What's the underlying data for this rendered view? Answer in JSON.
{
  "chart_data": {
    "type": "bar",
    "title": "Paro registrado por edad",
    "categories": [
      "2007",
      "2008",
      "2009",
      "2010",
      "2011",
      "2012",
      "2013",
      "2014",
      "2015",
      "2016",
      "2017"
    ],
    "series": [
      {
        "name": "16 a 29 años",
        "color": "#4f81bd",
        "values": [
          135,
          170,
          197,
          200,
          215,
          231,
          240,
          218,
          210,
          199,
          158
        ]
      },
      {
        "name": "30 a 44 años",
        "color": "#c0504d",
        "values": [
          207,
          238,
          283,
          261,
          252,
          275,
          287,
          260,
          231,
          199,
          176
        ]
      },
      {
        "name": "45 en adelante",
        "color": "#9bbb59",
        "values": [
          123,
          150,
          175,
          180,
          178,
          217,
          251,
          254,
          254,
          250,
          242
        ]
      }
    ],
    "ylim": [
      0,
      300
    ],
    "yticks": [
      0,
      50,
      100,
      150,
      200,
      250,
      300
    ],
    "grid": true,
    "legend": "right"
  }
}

◆ ◆ ◆ ◆

Objective —
Read the lines above. Gather those in which the string "color" is found.

Reply to the task —
        "color": "#4f81bd",
        "color": "#c0504d",
        "color": "#9bbb59",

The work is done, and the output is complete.